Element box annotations
↓

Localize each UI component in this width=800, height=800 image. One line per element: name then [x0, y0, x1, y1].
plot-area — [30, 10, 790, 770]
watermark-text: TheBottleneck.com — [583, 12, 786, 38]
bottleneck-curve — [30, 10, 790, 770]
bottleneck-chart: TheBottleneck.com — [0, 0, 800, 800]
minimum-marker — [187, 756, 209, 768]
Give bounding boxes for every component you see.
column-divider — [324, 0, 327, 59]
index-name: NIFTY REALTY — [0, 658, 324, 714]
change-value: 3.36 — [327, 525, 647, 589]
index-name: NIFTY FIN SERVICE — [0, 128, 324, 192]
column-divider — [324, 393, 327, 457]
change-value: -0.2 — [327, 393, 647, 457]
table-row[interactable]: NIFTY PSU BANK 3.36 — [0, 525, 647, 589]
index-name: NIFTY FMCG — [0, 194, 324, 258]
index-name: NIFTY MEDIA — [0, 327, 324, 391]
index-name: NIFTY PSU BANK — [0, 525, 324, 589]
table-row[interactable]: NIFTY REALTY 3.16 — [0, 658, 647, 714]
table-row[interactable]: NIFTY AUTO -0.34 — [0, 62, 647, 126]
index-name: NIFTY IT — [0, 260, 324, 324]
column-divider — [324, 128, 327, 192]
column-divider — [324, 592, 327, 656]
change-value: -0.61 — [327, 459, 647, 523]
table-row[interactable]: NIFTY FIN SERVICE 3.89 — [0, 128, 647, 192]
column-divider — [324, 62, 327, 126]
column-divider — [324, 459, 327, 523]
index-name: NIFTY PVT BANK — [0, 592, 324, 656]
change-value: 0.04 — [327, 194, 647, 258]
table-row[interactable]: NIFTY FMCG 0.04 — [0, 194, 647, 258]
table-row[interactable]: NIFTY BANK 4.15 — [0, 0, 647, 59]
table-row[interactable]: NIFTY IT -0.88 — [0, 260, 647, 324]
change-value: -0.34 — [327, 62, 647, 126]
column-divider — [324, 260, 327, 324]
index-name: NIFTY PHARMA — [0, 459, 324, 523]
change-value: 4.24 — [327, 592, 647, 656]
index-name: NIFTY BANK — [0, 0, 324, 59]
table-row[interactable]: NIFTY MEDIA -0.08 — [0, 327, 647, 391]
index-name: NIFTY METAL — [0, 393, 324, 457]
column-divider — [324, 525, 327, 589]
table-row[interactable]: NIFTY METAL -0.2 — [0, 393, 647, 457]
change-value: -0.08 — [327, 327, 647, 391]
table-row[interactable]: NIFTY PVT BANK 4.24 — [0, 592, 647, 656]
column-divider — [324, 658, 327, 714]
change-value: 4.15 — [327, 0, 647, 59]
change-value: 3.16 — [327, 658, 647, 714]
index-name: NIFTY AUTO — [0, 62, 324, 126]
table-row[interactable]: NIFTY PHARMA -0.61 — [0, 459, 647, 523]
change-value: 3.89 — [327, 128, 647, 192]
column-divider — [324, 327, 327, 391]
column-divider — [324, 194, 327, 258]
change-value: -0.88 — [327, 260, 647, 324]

↑

Goal — Reproduce every one of the lines above word for word, without any change.

Solution —
Localize each UI component in this width=800, height=800 image. One line per element: name then [x0, y0, x1, y1].
plot-area — [30, 10, 790, 770]
watermark-text: TheBottleneck.com — [583, 12, 786, 38]
bottleneck-curve — [30, 10, 790, 770]
bottleneck-chart: TheBottleneck.com — [0, 0, 800, 800]
minimum-marker — [187, 756, 209, 768]
Give bounding boxes for every component you see.
column-divider — [324, 0, 327, 59]
index-name: NIFTY REALTY — [0, 658, 324, 714]
change-value: 3.36 — [327, 525, 647, 589]
index-name: NIFTY FIN SERVICE — [0, 128, 324, 192]
column-divider — [324, 393, 327, 457]
change-value: -0.2 — [327, 393, 647, 457]
table-row[interactable]: NIFTY PSU BANK 3.36 — [0, 525, 647, 589]
index-name: NIFTY FMCG — [0, 194, 324, 258]
index-name: NIFTY MEDIA — [0, 327, 324, 391]
index-name: NIFTY PSU BANK — [0, 525, 324, 589]
table-row[interactable]: NIFTY REALTY 3.16 — [0, 658, 647, 714]
table-row[interactable]: NIFTY AUTO -0.34 — [0, 62, 647, 126]
index-name: NIFTY IT — [0, 260, 324, 324]
column-divider — [324, 128, 327, 192]
column-divider — [324, 592, 327, 656]
change-value: -0.61 — [327, 459, 647, 523]
table-row[interactable]: NIFTY FIN SERVICE 3.89 — [0, 128, 647, 192]
column-divider — [324, 62, 327, 126]
column-divider — [324, 459, 327, 523]
index-name: NIFTY PVT BANK — [0, 592, 324, 656]
change-value: 0.04 — [327, 194, 647, 258]
table-row[interactable]: NIFTY FMCG 0.04 — [0, 194, 647, 258]
table-row[interactable]: NIFTY BANK 4.15 — [0, 0, 647, 59]
table-row[interactable]: NIFTY IT -0.88 — [0, 260, 647, 324]
change-value: -0.34 — [327, 62, 647, 126]
column-divider — [324, 260, 327, 324]
index-name: NIFTY PHARMA — [0, 459, 324, 523]
change-value: 4.24 — [327, 592, 647, 656]
index-name: NIFTY BANK — [0, 0, 324, 59]
table-row[interactable]: NIFTY MEDIA -0.08 — [0, 327, 647, 391]
index-name: NIFTY METAL — [0, 393, 324, 457]
column-divider — [324, 525, 327, 589]
table-row[interactable]: NIFTY METAL -0.2 — [0, 393, 647, 457]
change-value: -0.08 — [327, 327, 647, 391]
table-row[interactable]: NIFTY PVT BANK 4.24 — [0, 592, 647, 656]
column-divider — [324, 658, 327, 714]
change-value: 4.15 — [327, 0, 647, 59]
change-value: 3.16 — [327, 658, 647, 714]
index-name: NIFTY AUTO — [0, 62, 324, 126]
table-row[interactable]: NIFTY PHARMA -0.61 — [0, 459, 647, 523]
change-value: 3.89 — [327, 128, 647, 192]
column-divider — [324, 327, 327, 391]
column-divider — [324, 194, 327, 258]
change-value: -0.88 — [327, 260, 647, 324]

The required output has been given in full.